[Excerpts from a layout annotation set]
-- START --

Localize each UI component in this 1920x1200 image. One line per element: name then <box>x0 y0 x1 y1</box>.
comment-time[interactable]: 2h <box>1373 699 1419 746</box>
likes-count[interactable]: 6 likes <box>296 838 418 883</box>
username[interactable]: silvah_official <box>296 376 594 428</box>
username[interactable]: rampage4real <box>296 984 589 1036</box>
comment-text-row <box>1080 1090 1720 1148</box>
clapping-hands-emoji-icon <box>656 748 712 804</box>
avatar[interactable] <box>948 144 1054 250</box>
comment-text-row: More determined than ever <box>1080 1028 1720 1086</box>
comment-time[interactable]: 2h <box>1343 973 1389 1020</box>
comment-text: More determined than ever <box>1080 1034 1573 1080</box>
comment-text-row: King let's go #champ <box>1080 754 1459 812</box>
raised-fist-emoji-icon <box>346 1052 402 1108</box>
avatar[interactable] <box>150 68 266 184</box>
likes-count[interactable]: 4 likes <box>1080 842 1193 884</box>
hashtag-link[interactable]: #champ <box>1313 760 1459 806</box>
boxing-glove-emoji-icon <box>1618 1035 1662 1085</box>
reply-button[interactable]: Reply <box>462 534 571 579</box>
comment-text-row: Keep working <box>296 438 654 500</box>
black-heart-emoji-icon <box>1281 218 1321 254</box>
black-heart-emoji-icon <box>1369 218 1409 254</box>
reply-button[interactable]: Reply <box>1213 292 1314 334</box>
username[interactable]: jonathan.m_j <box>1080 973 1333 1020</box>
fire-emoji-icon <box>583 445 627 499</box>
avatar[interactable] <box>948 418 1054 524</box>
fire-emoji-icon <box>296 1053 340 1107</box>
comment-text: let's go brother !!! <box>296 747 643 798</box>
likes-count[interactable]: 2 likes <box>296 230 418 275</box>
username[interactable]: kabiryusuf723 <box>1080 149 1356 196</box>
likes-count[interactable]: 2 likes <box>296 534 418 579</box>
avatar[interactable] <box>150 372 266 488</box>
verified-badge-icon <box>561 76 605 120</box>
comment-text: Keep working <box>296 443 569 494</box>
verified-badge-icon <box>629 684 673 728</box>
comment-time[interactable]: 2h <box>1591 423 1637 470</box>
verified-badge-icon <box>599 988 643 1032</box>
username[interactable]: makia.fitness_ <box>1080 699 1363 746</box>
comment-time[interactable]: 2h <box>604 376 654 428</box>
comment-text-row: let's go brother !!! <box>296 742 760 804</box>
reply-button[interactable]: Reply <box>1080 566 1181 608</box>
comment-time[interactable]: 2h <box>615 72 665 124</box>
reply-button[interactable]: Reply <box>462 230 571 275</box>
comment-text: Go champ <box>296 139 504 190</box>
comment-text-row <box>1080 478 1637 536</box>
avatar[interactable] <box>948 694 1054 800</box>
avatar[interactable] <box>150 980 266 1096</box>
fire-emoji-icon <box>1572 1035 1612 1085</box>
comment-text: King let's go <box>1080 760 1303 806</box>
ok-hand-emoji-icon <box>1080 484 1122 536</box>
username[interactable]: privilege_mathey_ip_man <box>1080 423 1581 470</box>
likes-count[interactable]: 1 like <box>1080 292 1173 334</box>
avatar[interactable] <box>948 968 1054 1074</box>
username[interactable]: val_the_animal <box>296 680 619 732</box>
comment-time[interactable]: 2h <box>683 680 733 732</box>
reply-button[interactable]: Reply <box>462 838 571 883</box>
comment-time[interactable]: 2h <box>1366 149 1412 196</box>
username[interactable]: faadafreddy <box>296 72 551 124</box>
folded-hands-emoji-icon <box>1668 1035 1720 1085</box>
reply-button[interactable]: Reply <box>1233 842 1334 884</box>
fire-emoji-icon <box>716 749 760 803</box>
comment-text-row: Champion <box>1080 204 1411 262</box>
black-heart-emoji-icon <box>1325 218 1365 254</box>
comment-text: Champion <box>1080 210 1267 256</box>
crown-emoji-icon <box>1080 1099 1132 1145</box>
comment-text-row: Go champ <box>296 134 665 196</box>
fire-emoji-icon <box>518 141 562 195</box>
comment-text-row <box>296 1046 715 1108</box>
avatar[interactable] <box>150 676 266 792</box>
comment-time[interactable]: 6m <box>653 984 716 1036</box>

-- END --

* Task directions *
Rewrite the rows above, substituting "post-time" for every occurrence of "comment-time" and leaving everything else unchanged.

* Task response *
Localize each UI component in this 1920x1200 image. One line per element: name then <box>x0 y0 x1 y1</box>.
post-time[interactable]: 2h <box>1373 699 1419 746</box>
likes-count[interactable]: 6 likes <box>296 838 418 883</box>
username[interactable]: silvah_official <box>296 376 594 428</box>
username[interactable]: rampage4real <box>296 984 589 1036</box>
comment-text-row <box>1080 1090 1720 1148</box>
clapping-hands-emoji-icon <box>656 748 712 804</box>
avatar[interactable] <box>948 144 1054 250</box>
comment-text-row: More determined than ever <box>1080 1028 1720 1086</box>
post-time[interactable]: 2h <box>1343 973 1389 1020</box>
comment-text: More determined than ever <box>1080 1034 1573 1080</box>
comment-text-row: King let's go #champ <box>1080 754 1459 812</box>
raised-fist-emoji-icon <box>346 1052 402 1108</box>
avatar[interactable] <box>150 68 266 184</box>
likes-count[interactable]: 4 likes <box>1080 842 1193 884</box>
hashtag-link[interactable]: #champ <box>1313 760 1459 806</box>
boxing-glove-emoji-icon <box>1618 1035 1662 1085</box>
reply-button[interactable]: Reply <box>462 534 571 579</box>
comment-text-row: Keep working <box>296 438 654 500</box>
black-heart-emoji-icon <box>1281 218 1321 254</box>
black-heart-emoji-icon <box>1369 218 1409 254</box>
reply-button[interactable]: Reply <box>1213 292 1314 334</box>
username[interactable]: jonathan.m_j <box>1080 973 1333 1020</box>
fire-emoji-icon <box>583 445 627 499</box>
avatar[interactable] <box>948 418 1054 524</box>
fire-emoji-icon <box>296 1053 340 1107</box>
comment-text: let's go brother !!! <box>296 747 643 798</box>
likes-count[interactable]: 2 likes <box>296 230 418 275</box>
username[interactable]: kabiryusuf723 <box>1080 149 1356 196</box>
likes-count[interactable]: 2 likes <box>296 534 418 579</box>
avatar[interactable] <box>150 372 266 488</box>
verified-badge-icon <box>561 76 605 120</box>
comment-text: Keep working <box>296 443 569 494</box>
verified-badge-icon <box>629 684 673 728</box>
post-time[interactable]: 2h <box>1591 423 1637 470</box>
verified-badge-icon <box>599 988 643 1032</box>
username[interactable]: makia.fitness_ <box>1080 699 1363 746</box>
post-time[interactable]: 2h <box>604 376 654 428</box>
comment-text-row: let's go brother !!! <box>296 742 760 804</box>
reply-button[interactable]: Reply <box>1080 566 1181 608</box>
post-time[interactable]: 2h <box>615 72 665 124</box>
reply-button[interactable]: Reply <box>462 230 571 275</box>
comment-text: Go champ <box>296 139 504 190</box>
comment-text-row <box>1080 478 1637 536</box>
avatar[interactable] <box>948 694 1054 800</box>
avatar[interactable] <box>150 980 266 1096</box>
fire-emoji-icon <box>1572 1035 1612 1085</box>
comment-text: King let's go <box>1080 760 1303 806</box>
ok-hand-emoji-icon <box>1080 484 1122 536</box>
username[interactable]: privilege_mathey_ip_man <box>1080 423 1581 470</box>
likes-count[interactable]: 1 like <box>1080 292 1173 334</box>
avatar[interactable] <box>948 968 1054 1074</box>
username[interactable]: val_the_animal <box>296 680 619 732</box>
post-time[interactable]: 2h <box>683 680 733 732</box>
reply-button[interactable]: Reply <box>462 838 571 883</box>
post-time[interactable]: 2h <box>1366 149 1412 196</box>
username[interactable]: faadafreddy <box>296 72 551 124</box>
folded-hands-emoji-icon <box>1668 1035 1720 1085</box>
reply-button[interactable]: Reply <box>1233 842 1334 884</box>
fire-emoji-icon <box>716 749 760 803</box>
comment-text-row: Champion <box>1080 204 1411 262</box>
black-heart-emoji-icon <box>1325 218 1365 254</box>
comment-text: Champion <box>1080 210 1267 256</box>
crown-emoji-icon <box>1080 1099 1132 1145</box>
comment-text-row: Go champ <box>296 134 665 196</box>
fire-emoji-icon <box>518 141 562 195</box>
comment-text-row <box>296 1046 715 1108</box>
avatar[interactable] <box>150 676 266 792</box>
post-time[interactable]: 6m <box>653 984 716 1036</box>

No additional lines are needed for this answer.